» **Qué hacer**: Indica si cada afirmación concuerda con el texto sobre las autocracias revolucionarias; responde sí o no y cita literalmente las palabras del texto que lo deciden. (a) Los regímenes autoritarios surgidos de revoluciones violentas han durado en promedio casi el triple que los no revolucionarios. (b) La abundancia de recursos naturales es una variable determinante para predecir la longevidad del régimen. (c) El régimen del PRI en México duró 74 años.
##### Texto dado #####
La pregunta inicial que da lugar
al texto es por qué las autocracias revolucionarias son capaces de perdurar en
el tiempo. El interrogante es más que atendible si se toma en cuenta el
análisis comparativo que los autores realizan y que muestra que, desde el 1900
a la fecha, los regímenes autoritarios nacidos de revoluciones violentas han
resistido una media de casi tres veces más tiempo que sus homólogos no
revolucionarios. En otras palabras, habría una correlación entre origen
violento y perdurabilidad.
La hipótesis es perturbadora y
desafía buena parte de la literatura académica, además de cierto sentido común
que reproduce la fantasía del dictador sostenido por la riqueza del país, ya
que muestra que el nivel de desarrollo económico, el aumento del PIB, la
abundancia de recursos naturales y el tipo de régimen autoritario, no resultan
variables determinantes para predecir la longevidad del régimen.
Pensemos, si no, en los 74 años
de comunismo soviético, los 85 del PRI en México y las más de seis décadas que
llevan los regímenes de Cuba y Vietnam, por no mencionar el caso del Partido
comunista chino y el régimen iraní: lejos de constantes tiempos de bonanza,
estos procesos atravesaron circunstancias sociales críticas, entre las que se
puede citar la crisis económica, las guerras y la hostilidad exterior que
enfrentó la URSS, el bloqueo y la crisis por la caída de la Unión Soviética que
padeció Cuba, el desastre ocasionado por “El Gran Salto Adelante” en China, los
30 años de guerra permanente en Vietnam o las cuatro décadas de hostilidad
internacional que sobrellevó Irán, incluyendo los ocho años de guerra con Irak.
Y, sin embargo, todas estas experiencias perduraron en el tiempo.
Al momento de dar una definición
más técnica, correspondería indicar que, según los autores, las revoluciones
sociales violentas desencadenan una secuencia
de reacción que moldea la trayectoria del propio régimen a largo plazo.
“A pesar de la debilidad inicial de muchos
gobiernos revolucionarios, unas élites revolucionarias en un principio movidas
por la ideología fomentan iniciativas radicales que ponen en jaque los
intereses internacionales y domésticos, con el resultado de la guerra civil
(Angola, México, Mozambique, Nicaragua o Rusia), una guerra externa
(Afganistán, Camboya, China, Eritrea, Irán o Vietnam) o amenazas militares a su
propia existencia (Albania o Cuba). Dicho conflicto a veces resulta en un
colapso prematuro del régimen. Sin embargo, cuando sobreviven los regímenes, el
conflicto contrarrevolucionario lleva al desarrollo de una élite cohesionada,
un Ejército fuerte y leal y la destrucción de centros de poder alternativo.
##### Filas de datos #####
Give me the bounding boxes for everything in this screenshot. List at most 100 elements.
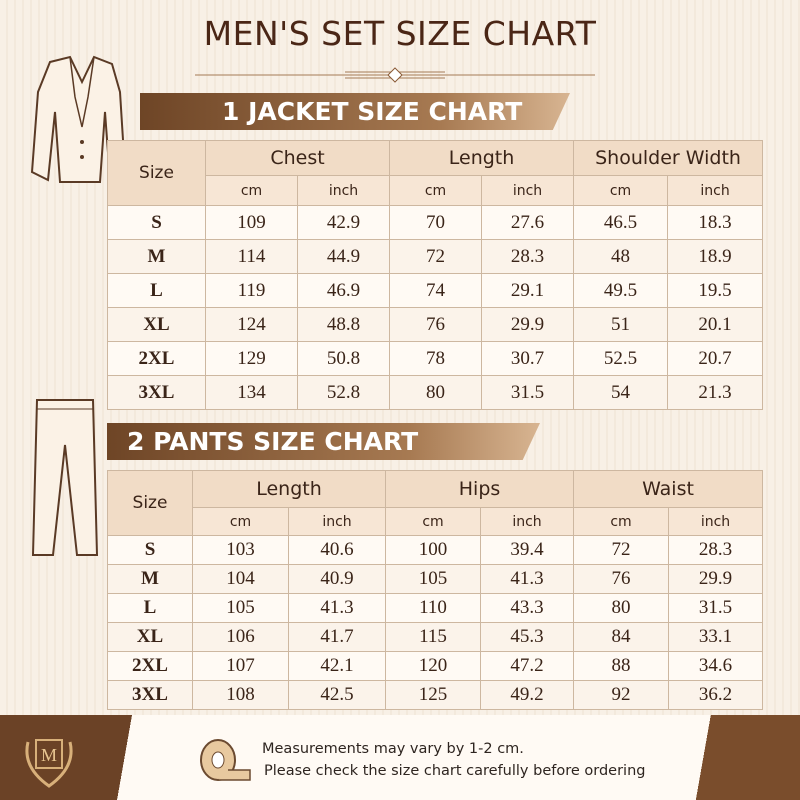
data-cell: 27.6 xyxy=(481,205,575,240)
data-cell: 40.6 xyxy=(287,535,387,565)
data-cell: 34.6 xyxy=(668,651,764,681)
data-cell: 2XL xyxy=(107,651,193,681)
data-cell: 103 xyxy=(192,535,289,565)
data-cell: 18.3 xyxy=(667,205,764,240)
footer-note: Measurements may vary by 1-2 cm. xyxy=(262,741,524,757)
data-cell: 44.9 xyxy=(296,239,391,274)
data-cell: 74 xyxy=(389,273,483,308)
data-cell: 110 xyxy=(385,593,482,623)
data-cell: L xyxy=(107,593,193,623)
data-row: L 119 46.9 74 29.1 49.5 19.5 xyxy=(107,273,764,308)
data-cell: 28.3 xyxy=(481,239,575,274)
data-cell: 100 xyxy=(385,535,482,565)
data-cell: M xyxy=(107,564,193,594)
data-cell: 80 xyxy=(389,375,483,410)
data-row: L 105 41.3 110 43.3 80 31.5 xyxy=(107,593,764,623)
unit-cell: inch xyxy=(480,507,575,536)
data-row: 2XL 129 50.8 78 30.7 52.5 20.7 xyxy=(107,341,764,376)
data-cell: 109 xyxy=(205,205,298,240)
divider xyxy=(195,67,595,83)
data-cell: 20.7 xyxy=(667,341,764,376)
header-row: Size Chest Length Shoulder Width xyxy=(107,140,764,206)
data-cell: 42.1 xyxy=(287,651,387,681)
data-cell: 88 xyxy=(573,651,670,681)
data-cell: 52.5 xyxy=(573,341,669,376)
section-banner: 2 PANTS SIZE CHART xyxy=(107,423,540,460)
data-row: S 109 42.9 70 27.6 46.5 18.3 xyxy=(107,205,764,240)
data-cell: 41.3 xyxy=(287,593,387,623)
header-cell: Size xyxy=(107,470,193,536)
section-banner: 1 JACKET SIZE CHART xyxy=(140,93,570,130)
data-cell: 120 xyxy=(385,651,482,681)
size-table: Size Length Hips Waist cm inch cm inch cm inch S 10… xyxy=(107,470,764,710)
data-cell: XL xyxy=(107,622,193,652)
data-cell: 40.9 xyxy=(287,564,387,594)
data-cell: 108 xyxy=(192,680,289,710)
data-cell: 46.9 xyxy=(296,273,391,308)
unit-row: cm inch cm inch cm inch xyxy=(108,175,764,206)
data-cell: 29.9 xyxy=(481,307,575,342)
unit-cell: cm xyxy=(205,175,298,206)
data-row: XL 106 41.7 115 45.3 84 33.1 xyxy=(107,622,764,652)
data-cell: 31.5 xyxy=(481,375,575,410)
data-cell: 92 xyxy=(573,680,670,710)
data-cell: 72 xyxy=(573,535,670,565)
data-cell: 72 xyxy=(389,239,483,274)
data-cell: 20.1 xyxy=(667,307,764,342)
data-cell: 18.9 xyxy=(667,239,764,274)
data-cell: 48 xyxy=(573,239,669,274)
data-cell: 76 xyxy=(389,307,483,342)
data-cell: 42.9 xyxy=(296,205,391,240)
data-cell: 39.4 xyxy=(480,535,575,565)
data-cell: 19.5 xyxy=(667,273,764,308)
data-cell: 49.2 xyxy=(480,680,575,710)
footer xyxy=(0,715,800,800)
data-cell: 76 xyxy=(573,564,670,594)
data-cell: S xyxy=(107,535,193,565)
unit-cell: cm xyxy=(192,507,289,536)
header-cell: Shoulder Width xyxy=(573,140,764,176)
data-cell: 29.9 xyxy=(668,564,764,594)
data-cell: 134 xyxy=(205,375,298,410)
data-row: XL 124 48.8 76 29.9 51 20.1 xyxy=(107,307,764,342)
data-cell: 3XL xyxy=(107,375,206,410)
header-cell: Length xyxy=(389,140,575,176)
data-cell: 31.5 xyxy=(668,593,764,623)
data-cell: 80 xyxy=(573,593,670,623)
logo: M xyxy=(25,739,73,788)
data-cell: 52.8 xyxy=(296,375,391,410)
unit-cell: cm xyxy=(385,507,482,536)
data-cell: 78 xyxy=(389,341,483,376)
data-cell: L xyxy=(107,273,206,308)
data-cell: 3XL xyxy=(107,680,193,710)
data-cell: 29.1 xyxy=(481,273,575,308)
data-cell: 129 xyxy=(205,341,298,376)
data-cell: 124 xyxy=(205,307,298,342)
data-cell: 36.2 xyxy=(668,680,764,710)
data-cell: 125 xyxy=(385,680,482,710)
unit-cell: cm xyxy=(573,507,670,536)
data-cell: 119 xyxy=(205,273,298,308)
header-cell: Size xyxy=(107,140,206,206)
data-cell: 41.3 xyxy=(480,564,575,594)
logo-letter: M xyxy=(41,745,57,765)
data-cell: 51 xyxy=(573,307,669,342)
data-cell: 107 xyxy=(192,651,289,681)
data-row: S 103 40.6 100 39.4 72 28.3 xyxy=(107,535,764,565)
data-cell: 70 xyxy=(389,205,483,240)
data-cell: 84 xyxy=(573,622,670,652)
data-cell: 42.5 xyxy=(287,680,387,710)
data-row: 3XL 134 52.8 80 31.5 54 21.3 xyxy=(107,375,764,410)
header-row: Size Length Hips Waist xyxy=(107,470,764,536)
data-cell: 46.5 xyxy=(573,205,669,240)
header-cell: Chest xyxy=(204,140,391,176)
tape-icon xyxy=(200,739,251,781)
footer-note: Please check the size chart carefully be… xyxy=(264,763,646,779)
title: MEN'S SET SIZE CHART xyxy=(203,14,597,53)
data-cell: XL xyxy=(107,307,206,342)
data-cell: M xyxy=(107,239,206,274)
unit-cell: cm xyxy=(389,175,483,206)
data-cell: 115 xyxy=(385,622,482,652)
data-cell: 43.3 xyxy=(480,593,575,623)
#####
» **Respuesta**:
(a) Sí: «los regímenes autoritarios nacidos de revoluciones violentas han resistido una media de casi tres veces más tiempo que sus homólogos no revolucionarios».
(b) No: «la abundancia de recursos naturales y el tipo de régimen autoritario, no resultan variables determinantes para predecir la longevidad del régimen».
(c) No: «los 85 del PRI en México».